> Problem set:
1. Quote the Lonsdale and Bresco case note between "Lonsdale therefore issued" and "the responding party?", inclusive.
2. Write the next part of the Lonsdale and Bresco case note, picking up after its final sentence.

[2018] EWHC 2043 (TCC)
Lonsdale and Bresco entered into a sub-contract for electrical installation works. Bresco left the site in December 2014. Both Bresco and Lonsdale alleged wrongful termination against the other. In late October 2017, Lonsdale intimated a claim against Bresco claiming the direct costs of completing the works said to have been caused by this termination. Bresco, on the other hand, maintained that it was Lonsdale who owed Bresco money. However, on 12 March 2015, Bresco went into liquidation. On 18 June 2018, Bresco initiated an adjudication against Lonsdale in relation to a dispute under a contract for electrical installation works. Lonsdale invited the adjudicator to resign on the basis that he had no jurisdiction as a result of Bresco having become insolvent and placed into liquidation. The consequence of this, Lonsdale said, was that the relationship between the parties was now governed by the Insolvency Rules. The adjudicator declined to resign.
Lonsdale therefore issued Part 8 proceedings which led to Mr Justice Fraser having to consider the following question:
Can a company in liquidation refer a dispute to adjudication when that dispute includes ( in whole or in part) determination of a claim for further sums said to be due to the referring party from the responding party?
In considering this question, the Judge considered the Insolvency (England and Wales) Rules 2016. Rule 14.25 of the 2016 Rules states that:
“An account must be taken of what is due from the company and the creditor to each other in respect of their mutual dealings and the sums due from the one must be set off against the sums due from the other.”
The 2016 Rules define “mutual dealings” as:
“mutual credits, mutual debts or other mutual dealings between the company and a creditor proving or claiming to prove for a debt in the winding up”
The Judge considered that the sums claimed to be due from Lonsdale to Bresco, and the sums claimed from Bresco to be due to Lonsdale, fell within the definition of “mutual dealings” and were therefore caught by the requirement under the Rule. They were plainly mutual credits and/or mutual debts between the company in liquidation (Bresco) and the creditor (Lonsdale). Upon liquidation, the Insolvency Rules (which have statutory force) required that an account must be taken of those dealings in each direction to arrive at a single balance due either to, or from, the company in liquidation. Such categorisation of these sums included the sums that were the subject matter of the dispute referred to adjudication in this case. The Judge concluded that:
“as at the date of the liquidation, and as a direct result of what occurs upon the appointment of the liquidator and the operation of the Insolvency Rules, the disputes between Lonsdale and Bresco that consist of claims and cross-claims between them become replaced with a single debt. That is thereafter the dispute, namely the result of the account that the 2016 Rules require to be taken to determine the balance payable in which direction.”

> Source material:
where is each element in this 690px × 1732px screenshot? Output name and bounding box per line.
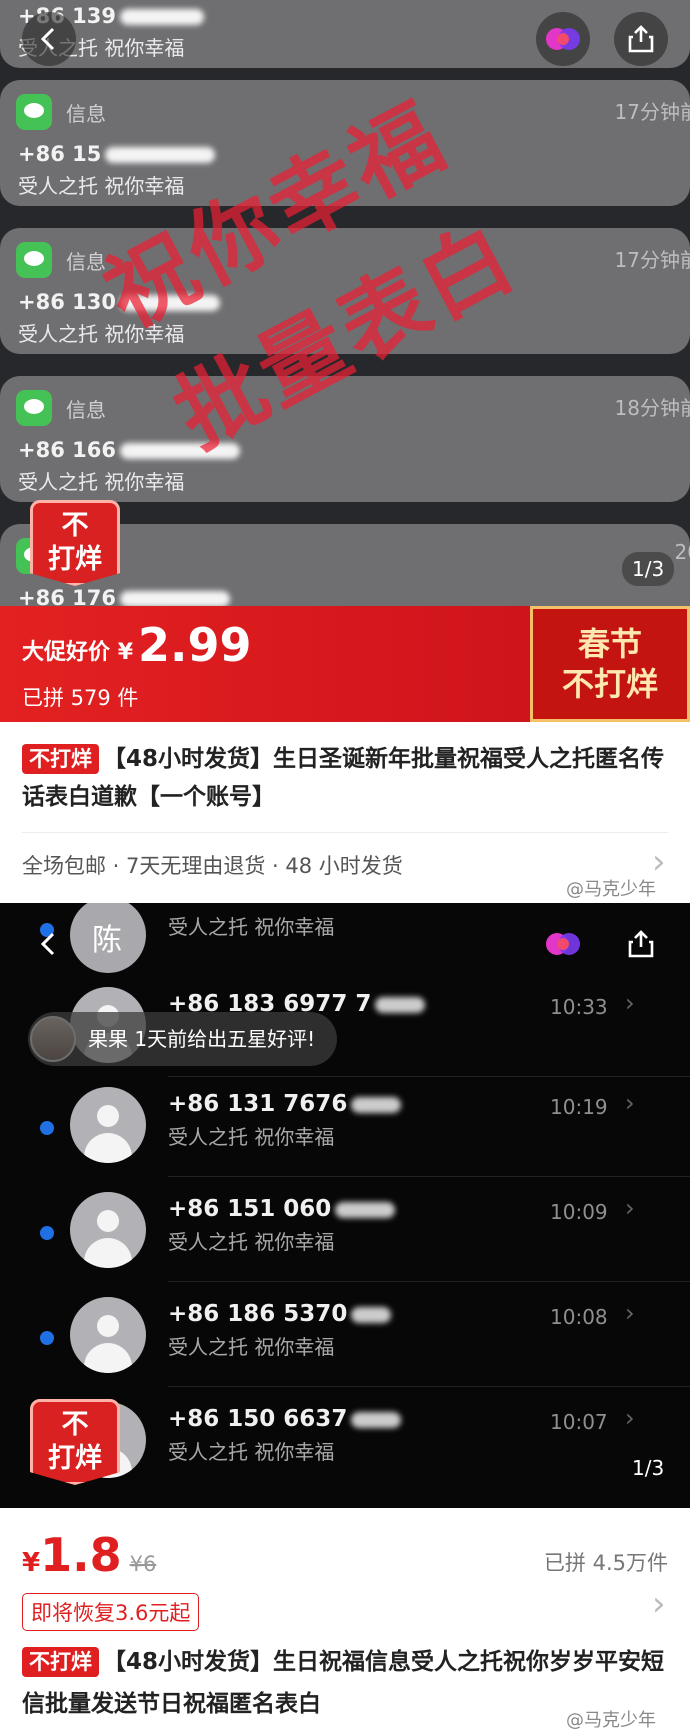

> Results for each task:
1.
Lonsdale therefore issued Part 8 proceedings which led to Mr Justice Fraser having to consider the following question:
Can a company in liquidation refer a dispute to adjudication when that dispute includes ( in whole or in part) determination of a claim for further sums said to be due to the referring party from the responding party?

2.
The only dispute that remained in law was that of taking the account under the 2016 Rules (or the 1986 Rules before that). All Bresco can have is a claim to the balance following the taking of the account required by the Rules. An adjudicator cannot conduct such an account under the Insolvency Rules.
This dispute was not a dispute arising “under the contract”. Upon the appointment of the liquidator, any number of disputes between the parties to a construction contract becomes a single one, namely a dispute relating to the account under the Insolvency Rules. It becomes a claim for the net balance under Rule 14.25(2) of the 2016 Rules. A dispute in relation to the taking of an Insolvency Rules’ account is not “a dispute arising under the contract”: it is a dispute arising in the liquidation. This meant that the adjudicator here did not have jurisdiction to determine the dispute referred to him. The dispute referred to him included both money claims and cross-claims, and an analysis of how much was owed to Bresco. A company in liquidation cannot refer a dispute to adjudication when that dispute includes (whether in whole or in part) determination of any claim for further sums said to be due to the referring party from the responding party.
Bresco noted that liquidators across the country regularly refer disputes to adjudication either separately to taking the account under the Insolvency Rules, as part of taking that account, or as what were termed practical steps to determine disputes between the company in liquidation and its counter-party to construction contracts. However, Mr Justice Fraser was clear that this could not affect the correct legal characterisation of disputes and mutual dealings which are set down in the Insolvency Rules, which have statutory force.
Companies in liquidation will no longer be able to use or threaten to use adjudication proceedings to pursue money claims, if, as inevitably on any construction project, there are claims and counterclaims between the parties.
Decision upheld, though for different reasons, on appeal. See Issue 224 [1]. See Issue 241 [2] for details of the Supreme Court decision.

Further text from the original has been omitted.